GIVEN RECORDS:
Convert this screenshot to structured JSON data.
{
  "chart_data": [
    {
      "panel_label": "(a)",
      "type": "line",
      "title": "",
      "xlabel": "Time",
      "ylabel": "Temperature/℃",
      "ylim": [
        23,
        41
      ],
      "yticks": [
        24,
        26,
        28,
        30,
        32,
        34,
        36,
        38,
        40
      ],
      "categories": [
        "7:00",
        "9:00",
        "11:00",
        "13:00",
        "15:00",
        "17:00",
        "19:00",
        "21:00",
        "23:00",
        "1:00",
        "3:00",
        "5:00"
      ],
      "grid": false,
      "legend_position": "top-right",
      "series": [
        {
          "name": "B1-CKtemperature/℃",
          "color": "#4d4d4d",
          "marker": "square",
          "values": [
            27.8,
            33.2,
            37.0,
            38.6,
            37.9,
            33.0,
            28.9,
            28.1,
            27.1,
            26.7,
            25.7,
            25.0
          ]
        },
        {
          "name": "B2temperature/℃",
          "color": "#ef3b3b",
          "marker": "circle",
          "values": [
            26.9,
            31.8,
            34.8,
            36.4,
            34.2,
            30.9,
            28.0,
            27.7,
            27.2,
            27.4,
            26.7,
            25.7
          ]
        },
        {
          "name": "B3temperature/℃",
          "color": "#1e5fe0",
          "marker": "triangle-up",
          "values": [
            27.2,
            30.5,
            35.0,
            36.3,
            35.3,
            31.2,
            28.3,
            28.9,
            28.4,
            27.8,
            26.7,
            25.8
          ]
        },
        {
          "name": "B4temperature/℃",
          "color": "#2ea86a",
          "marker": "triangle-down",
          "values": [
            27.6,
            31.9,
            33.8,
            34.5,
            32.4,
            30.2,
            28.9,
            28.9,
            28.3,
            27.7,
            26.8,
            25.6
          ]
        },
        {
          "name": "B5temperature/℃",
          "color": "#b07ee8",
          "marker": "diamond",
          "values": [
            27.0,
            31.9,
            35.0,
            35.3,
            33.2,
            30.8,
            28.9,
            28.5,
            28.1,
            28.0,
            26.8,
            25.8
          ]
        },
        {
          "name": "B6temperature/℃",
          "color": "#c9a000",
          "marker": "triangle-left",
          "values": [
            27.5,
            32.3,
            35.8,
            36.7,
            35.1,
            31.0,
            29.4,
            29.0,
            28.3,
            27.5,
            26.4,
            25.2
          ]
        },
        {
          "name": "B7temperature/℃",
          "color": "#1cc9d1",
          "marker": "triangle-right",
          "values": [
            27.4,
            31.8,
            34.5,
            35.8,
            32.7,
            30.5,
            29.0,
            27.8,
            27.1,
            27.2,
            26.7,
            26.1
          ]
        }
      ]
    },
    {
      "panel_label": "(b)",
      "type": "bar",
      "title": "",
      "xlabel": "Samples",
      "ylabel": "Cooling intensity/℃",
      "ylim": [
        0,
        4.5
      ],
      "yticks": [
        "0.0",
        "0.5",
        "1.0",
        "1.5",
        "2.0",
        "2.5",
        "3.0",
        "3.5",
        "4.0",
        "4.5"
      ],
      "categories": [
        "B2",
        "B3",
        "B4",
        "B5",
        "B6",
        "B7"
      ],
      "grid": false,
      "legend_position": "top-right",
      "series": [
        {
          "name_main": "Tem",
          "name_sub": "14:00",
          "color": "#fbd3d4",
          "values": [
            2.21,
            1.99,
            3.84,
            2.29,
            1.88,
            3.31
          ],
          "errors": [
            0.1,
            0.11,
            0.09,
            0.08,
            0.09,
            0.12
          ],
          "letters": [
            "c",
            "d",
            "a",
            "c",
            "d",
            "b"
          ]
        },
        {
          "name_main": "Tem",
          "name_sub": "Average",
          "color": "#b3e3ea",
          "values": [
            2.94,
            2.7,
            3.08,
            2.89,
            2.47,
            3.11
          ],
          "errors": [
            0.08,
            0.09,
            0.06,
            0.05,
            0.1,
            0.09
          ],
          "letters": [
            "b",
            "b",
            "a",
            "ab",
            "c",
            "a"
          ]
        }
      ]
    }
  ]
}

TASK TO COMPLETE:
Set down the entries verbatim, leaving none out.

SOLUTION:
Convert this screenshot to structured JSON data.
{
  "chart_data": [
    {
      "panel_label": "(a)",
      "type": "line",
      "title": "",
      "xlabel": "Time",
      "ylabel": "Temperature/℃",
      "ylim": [
        23,
        41
      ],
      "yticks": [
        24,
        26,
        28,
        30,
        32,
        34,
        36,
        38,
        40
      ],
      "categories": [
        "7:00",
        "9:00",
        "11:00",
        "13:00",
        "15:00",
        "17:00",
        "19:00",
        "21:00",
        "23:00",
        "1:00",
        "3:00",
        "5:00"
      ],
      "grid": false,
      "legend_position": "top-right",
      "series": [
        {
          "name": "B1-CKtemperature/℃",
          "color": "#4d4d4d",
          "marker": "square",
          "values": [
            27.8,
            33.2,
            37.0,
            38.6,
            37.9,
            33.0,
            28.9,
            28.1,
            27.1,
            26.7,
            25.7,
            25.0
          ]
        },
        {
          "name": "B2temperature/℃",
          "color": "#ef3b3b",
          "marker": "circle",
          "values": [
            26.9,
            31.8,
            34.8,
            36.4,
            34.2,
            30.9,
            28.0,
            27.7,
            27.2,
            27.4,
            26.7,
            25.7
          ]
        },
        {
          "name": "B3temperature/℃",
          "color": "#1e5fe0",
          "marker": "triangle-up",
          "values": [
            27.2,
            30.5,
            35.0,
            36.3,
            35.3,
            31.2,
            28.3,
            28.9,
            28.4,
            27.8,
            26.7,
            25.8
          ]
        },
        {
          "name": "B4temperature/℃",
          "color": "#2ea86a",
          "marker": "triangle-down",
          "values": [
            27.6,
            31.9,
            33.8,
            34.5,
            32.4,
            30.2,
            28.9,
            28.9,
            28.3,
            27.7,
            26.8,
            25.6
          ]
        },
        {
          "name": "B5temperature/℃",
          "color": "#b07ee8",
          "marker": "diamond",
          "values": [
            27.0,
            31.9,
            35.0,
            35.3,
            33.2,
            30.8,
            28.9,
            28.5,
            28.1,
            28.0,
            26.8,
            25.8
          ]
        },
        {
          "name": "B6temperature/℃",
          "color": "#c9a000",
          "marker": "triangle-left",
          "values": [
            27.5,
            32.3,
            35.8,
            36.7,
            35.1,
            31.0,
            29.4,
            29.0,
            28.3,
            27.5,
            26.4,
            25.2
          ]
        },
        {
          "name": "B7temperature/℃",
          "color": "#1cc9d1",
          "marker": "triangle-right",
          "values": [
            27.4,
            31.8,
            34.5,
            35.8,
            32.7,
            30.5,
            29.0,
            27.8,
            27.1,
            27.2,
            26.7,
            26.1
          ]
        }
      ]
    },
    {
      "panel_label": "(b)",
      "type": "bar",
      "title": "",
      "xlabel": "Samples",
      "ylabel": "Cooling intensity/℃",
      "ylim": [
        0,
        4.5
      ],
      "yticks": [
        "0.0",
        "0.5",
        "1.0",
        "1.5",
        "2.0",
        "2.5",
        "3.0",
        "3.5",
        "4.0",
        "4.5"
      ],
      "categories": [
        "B2",
        "B3",
        "B4",
        "B5",
        "B6",
        "B7"
      ],
      "grid": false,
      "legend_position": "top-right",
      "series": [
        {
          "name_main": "Tem",
          "name_sub": "14:00",
          "color": "#fbd3d4",
          "values": [
            2.21,
            1.99,
            3.84,
            2.29,
            1.88,
            3.31
          ],
          "errors": [
            0.1,
            0.11,
            0.09,
            0.08,
            0.09,
            0.12
          ],
          "letters": [
            "c",
            "d",
            "a",
            "c",
            "d",
            "b"
          ]
        },
        {
          "name_main": "Tem",
          "name_sub": "Average",
          "color": "#b3e3ea",
          "values": [
            2.94,
            2.7,
            3.08,
            2.89,
            2.47,
            3.11
          ],
          "errors": [
            0.08,
            0.09,
            0.06,
            0.05,
            0.1,
            0.09
          ],
          "letters": [
            "b",
            "b",
            "a",
            "ab",
            "c",
            "a"
          ]
        }
      ]
    }
  ]
}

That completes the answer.